**To be done:** How many lines in these records hold the string "Promoción"? Reply with the number alone.

....................

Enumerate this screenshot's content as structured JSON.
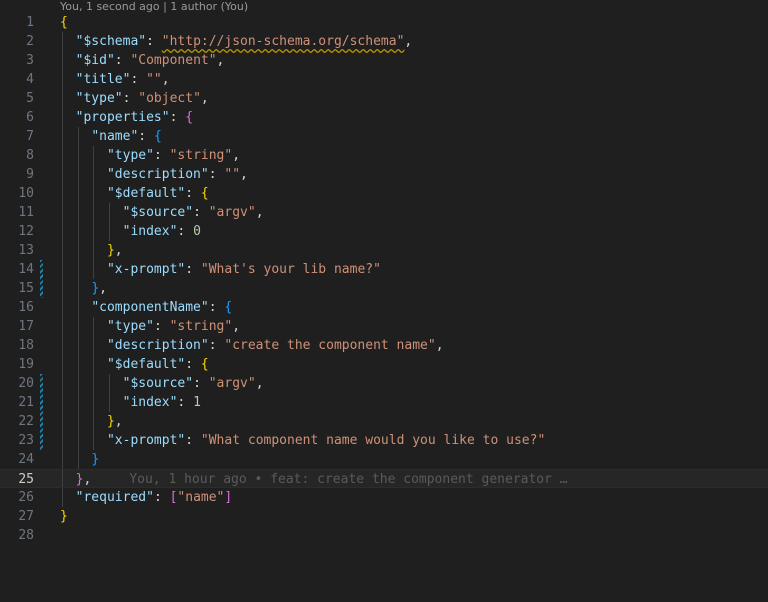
{
  "codelens": {
    "blame": "You, 1 second ago | 1 author (You)"
  },
  "editor": {
    "line_numbers": [
      "1",
      "2",
      "3",
      "4",
      "5",
      "6",
      "7",
      "8",
      "9",
      "10",
      "11",
      "12",
      "13",
      "14",
      "15",
      "16",
      "17",
      "18",
      "19",
      "20",
      "21",
      "22",
      "23",
      "24",
      "25",
      "26",
      "27",
      "28"
    ],
    "active_line": "25",
    "inline_blame": "You, 1 hour ago • feat: create the component generator …",
    "code": {
      "schema_key": "\"$schema\"",
      "schema_val": "\"http://json-schema.org/schema\"",
      "id_key": "\"$id\"",
      "id_val": "\"Component\"",
      "title_key": "\"title\"",
      "title_val": "\"\"",
      "type_key": "\"type\"",
      "type_val": "\"object\"",
      "properties_key": "\"properties\"",
      "name_key": "\"name\"",
      "name_type_key": "\"type\"",
      "name_type_val": "\"string\"",
      "name_desc_key": "\"description\"",
      "name_desc_val": "\"\"",
      "name_default_key": "\"$default\"",
      "name_source_key": "\"$source\"",
      "name_source_val": "\"argv\"",
      "name_index_key": "\"index\"",
      "name_index_val": "0",
      "name_prompt_key": "\"x-prompt\"",
      "name_prompt_val": "\"What's your lib name?\"",
      "cn_key": "\"componentName\"",
      "cn_type_key": "\"type\"",
      "cn_type_val": "\"string\"",
      "cn_desc_key": "\"description\"",
      "cn_desc_val": "\"create the component name\"",
      "cn_default_key": "\"$default\"",
      "cn_source_key": "\"$source\"",
      "cn_source_val": "\"argv\"",
      "cn_index_key": "\"index\"",
      "cn_index_val": "1",
      "cn_prompt_key": "\"x-prompt\"",
      "cn_prompt_val": "\"What component name would you like to use?\"",
      "required_key": "\"required\"",
      "required_val": "\"name\""
    }
  },
  "colors": {
    "background": "#1f1f1f",
    "key": "#9cdcfe",
    "string": "#ce9178",
    "number": "#b5cea8",
    "bracket_level1": "#ffd700",
    "bracket_level2": "#da70d6",
    "bracket_level3": "#179fff",
    "modified_gutter": "#1b81a8"
  }
}
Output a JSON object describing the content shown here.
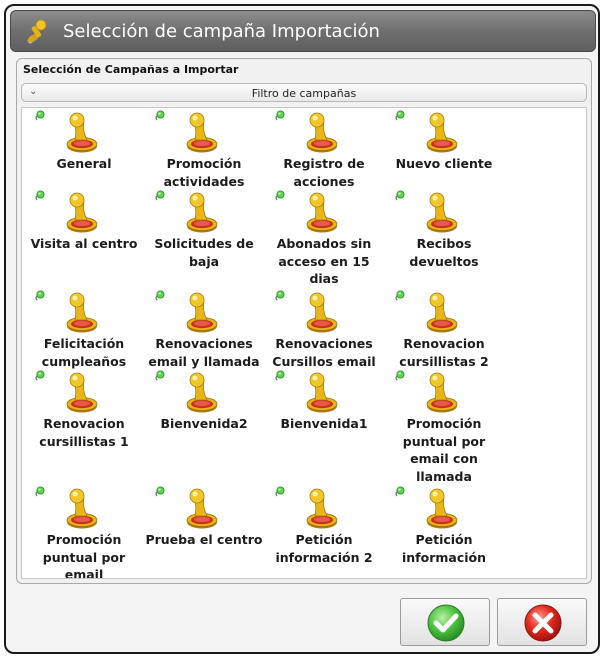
{
  "window": {
    "title": "Selección de campaña Importación"
  },
  "group": {
    "title": "Selección de Campañas a Importar"
  },
  "filter": {
    "label": "Filtro de campañas",
    "collapsed": true
  },
  "campaigns": [
    "General",
    "Promoción actividades",
    "Registro de acciones",
    "Nuevo cliente",
    "Visita al centro",
    "Solicitudes de baja",
    "Abonados sin acceso en 15 dias",
    "Recibos devueltos",
    "Felicitación cumpleaños",
    "Renovaciones email y llamada",
    "Renovaciones Cursillos email",
    "Renovacion cursillistas 2",
    "Renovacion cursillistas 1",
    "Bienvenida2",
    "Bienvenida1",
    "Promoción puntual por email con llamada",
    "Promoción puntual por email",
    "Prueba el centro",
    "Petición información 2",
    "Petición información"
  ],
  "buttons": {
    "accept_icon": "check-icon",
    "cancel_icon": "cross-icon"
  },
  "colors": {
    "accent_green": "#3fb73a",
    "accent_red": "#e0261f",
    "stamp_gold": "#e7b516",
    "titlebar": "#6f6f6f"
  }
}
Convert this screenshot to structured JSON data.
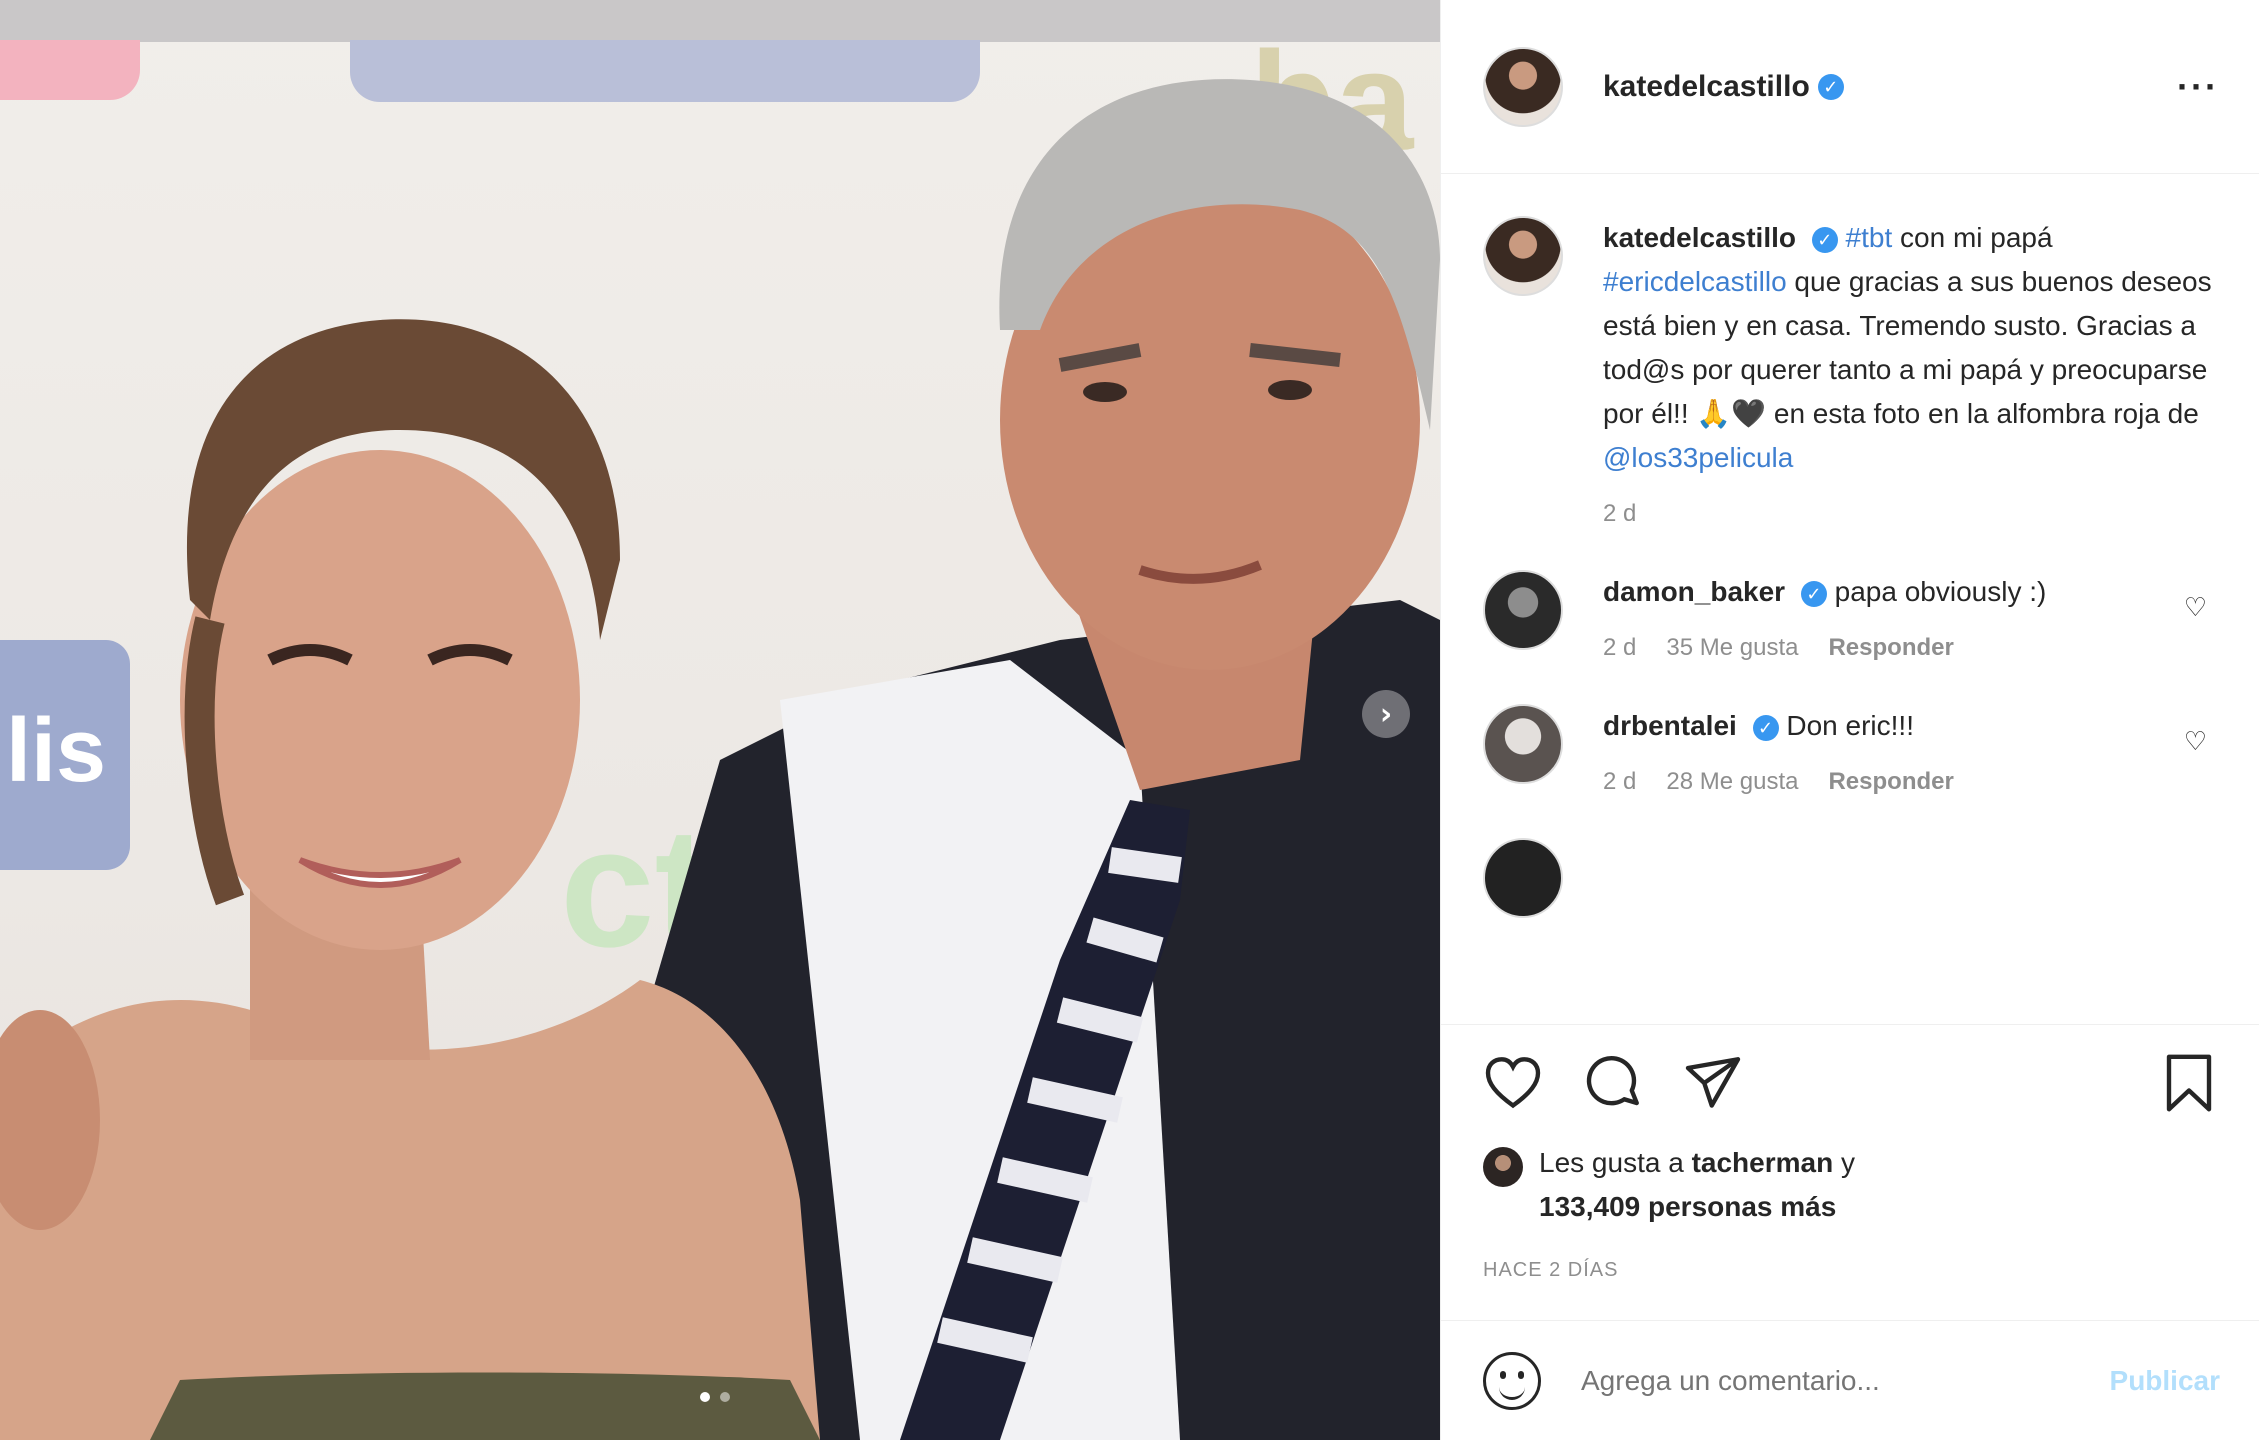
{
  "post": {
    "author": "katedelcastillo",
    "caption": {
      "hashtag": "#tbt",
      "text1": " con mi papá ",
      "mention1": "#ericdelcastillo",
      "text2": " que gracias a sus buenos deseos está bien y en casa. Tremendo susto. Gracias a tod@s por querer tanto a mi papá y preocuparse por él!! 🙏🖤 en esta foto en la alfombra roja de ",
      "mention2": "@los33pelicula",
      "time": "2 d"
    },
    "comments": [
      {
        "user": "damon_baker",
        "text": "papa obviously :)",
        "time": "2 d",
        "likes": "35 Me gusta",
        "reply": "Responder"
      },
      {
        "user": "drbentalei",
        "text": "Don eric!!!",
        "time": "2 d",
        "likes": "28 Me gusta",
        "reply": "Responder"
      }
    ],
    "likes": {
      "prefix": "Les gusta a ",
      "user": "tacherman",
      "suffix": " y",
      "count": "133,409 personas más"
    },
    "timestamp": "HACE 2 DÍAS",
    "add_comment": {
      "placeholder": "Agrega un comentario...",
      "button": "Publicar"
    }
  },
  "icons": {
    "more": "more-options-icon",
    "like": "heart-icon",
    "comment": "comment-icon",
    "share": "share-icon",
    "save": "bookmark-icon",
    "emoji": "emoji-icon",
    "carousel": "chevron-right-icon"
  },
  "colors": {
    "link": "#3e7fd0",
    "verified": "#3897f0",
    "meta": "#8e8e8e",
    "publish": "#b2dffc"
  }
}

....................

**Task solution:** 3